**Dataset**:

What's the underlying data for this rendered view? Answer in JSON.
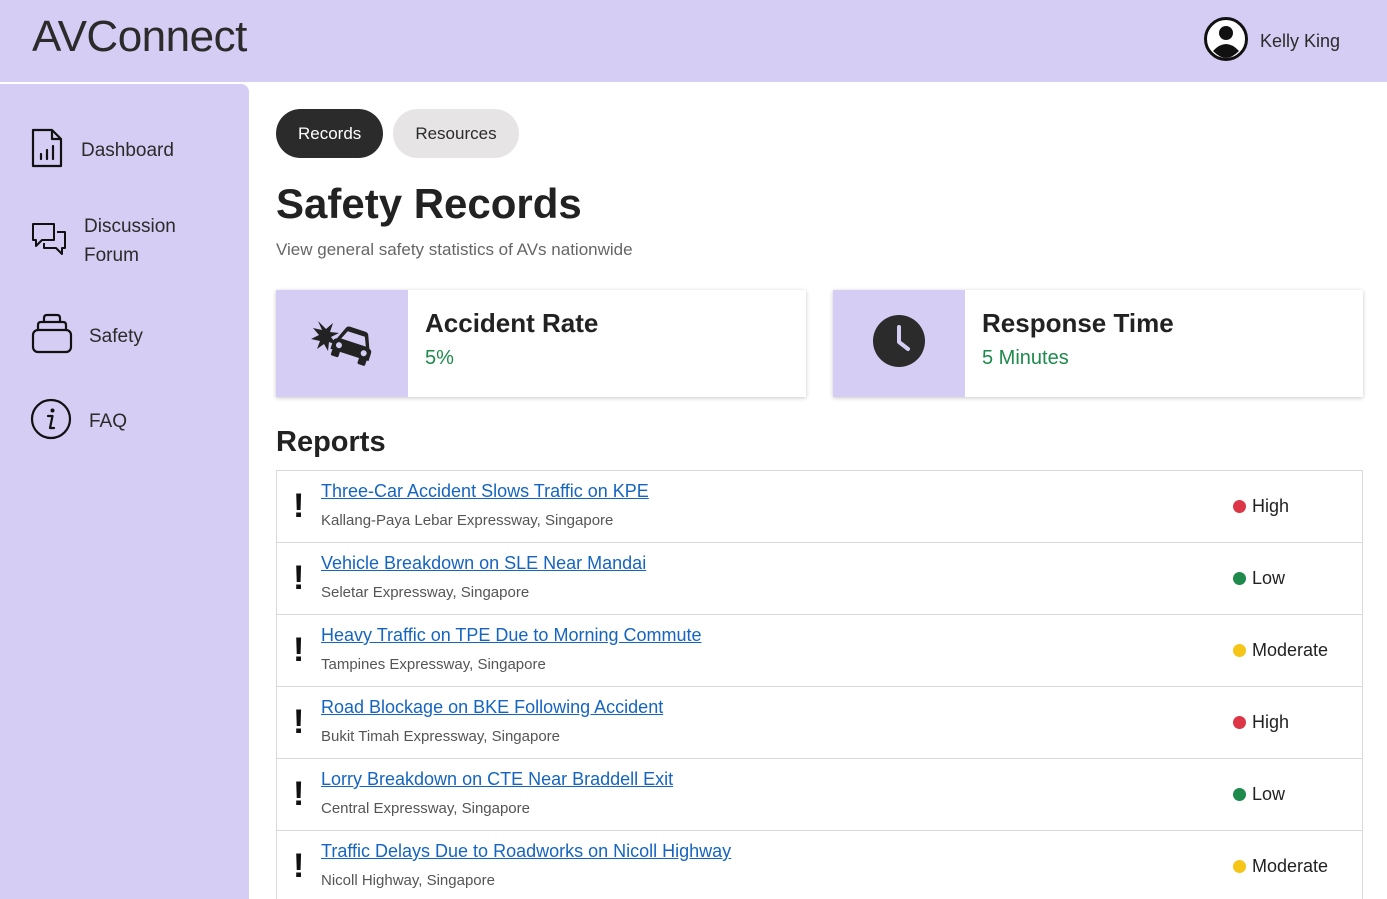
{
  "app": {
    "title": "AVConnect"
  },
  "user": {
    "name": "Kelly King"
  },
  "sidebar": {
    "items": [
      {
        "label": "Dashboard",
        "icon": "dashboard-icon"
      },
      {
        "label_line1": "Discussion",
        "label_line2": "Forum",
        "icon": "chat-icon"
      },
      {
        "label": "Safety",
        "icon": "safety-icon"
      },
      {
        "label": "FAQ",
        "icon": "info-icon"
      }
    ]
  },
  "tabs": [
    {
      "label": "Records",
      "active": true
    },
    {
      "label": "Resources",
      "active": false
    }
  ],
  "page": {
    "title": "Safety Records",
    "subtitle": "View general safety statistics of AVs nationwide"
  },
  "stats": [
    {
      "title": "Accident Rate",
      "value": "5%",
      "icon": "car-crash-icon"
    },
    {
      "title": "Response Time",
      "value": "5 Minutes",
      "icon": "clock-icon"
    }
  ],
  "reports": {
    "title": "Reports",
    "items": [
      {
        "title": "Three-Car Accident Slows Traffic on KPE",
        "location": "Kallang-Paya Lebar Expressway, Singapore",
        "severity": "High"
      },
      {
        "title": "Vehicle Breakdown on SLE Near Mandai",
        "location": "Seletar Expressway, Singapore",
        "severity": "Low"
      },
      {
        "title": "Heavy Traffic on TPE Due to Morning Commute",
        "location": "Tampines Expressway, Singapore",
        "severity": "Moderate"
      },
      {
        "title": "Road Blockage on BKE Following Accident",
        "location": "Bukit Timah Expressway, Singapore",
        "severity": "High"
      },
      {
        "title": "Lorry Breakdown on CTE Near Braddell Exit",
        "location": "Central Expressway, Singapore",
        "severity": "Low"
      },
      {
        "title": "Traffic Delays Due to Roadworks on Nicoll Highway",
        "location": "Nicoll Highway, Singapore",
        "severity": "Moderate"
      }
    ]
  },
  "colors": {
    "accent": "#d5cdf3",
    "high": "#dc3545",
    "low": "#1e8a4c",
    "moderate": "#f5c518"
  }
}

**Exercise instructions**: Without including any pictures, print each record exactly.

**Written solution**:
What's the underlying data for this rendered view? Answer in JSON.
{
  "app": {
    "title": "AVConnect"
  },
  "user": {
    "name": "Kelly King"
  },
  "sidebar": {
    "items": [
      {
        "label": "Dashboard",
        "icon": "dashboard-icon"
      },
      {
        "label_line1": "Discussion",
        "label_line2": "Forum",
        "icon": "chat-icon"
      },
      {
        "label": "Safety",
        "icon": "safety-icon"
      },
      {
        "label": "FAQ",
        "icon": "info-icon"
      }
    ]
  },
  "tabs": [
    {
      "label": "Records",
      "active": true
    },
    {
      "label": "Resources",
      "active": false
    }
  ],
  "page": {
    "title": "Safety Records",
    "subtitle": "View general safety statistics of AVs nationwide"
  },
  "stats": [
    {
      "title": "Accident Rate",
      "value": "5%",
      "icon": "car-crash-icon"
    },
    {
      "title": "Response Time",
      "value": "5 Minutes",
      "icon": "clock-icon"
    }
  ],
  "reports": {
    "title": "Reports",
    "items": [
      {
        "title": "Three-Car Accident Slows Traffic on KPE",
        "location": "Kallang-Paya Lebar Expressway, Singapore",
        "severity": "High"
      },
      {
        "title": "Vehicle Breakdown on SLE Near Mandai",
        "location": "Seletar Expressway, Singapore",
        "severity": "Low"
      },
      {
        "title": "Heavy Traffic on TPE Due to Morning Commute",
        "location": "Tampines Expressway, Singapore",
        "severity": "Moderate"
      },
      {
        "title": "Road Blockage on BKE Following Accident",
        "location": "Bukit Timah Expressway, Singapore",
        "severity": "High"
      },
      {
        "title": "Lorry Breakdown on CTE Near Braddell Exit",
        "location": "Central Expressway, Singapore",
        "severity": "Low"
      },
      {
        "title": "Traffic Delays Due to Roadworks on Nicoll Highway",
        "location": "Nicoll Highway, Singapore",
        "severity": "Moderate"
      }
    ]
  },
  "colors": {
    "accent": "#d5cdf3",
    "high": "#dc3545",
    "low": "#1e8a4c",
    "moderate": "#f5c518"
  }
}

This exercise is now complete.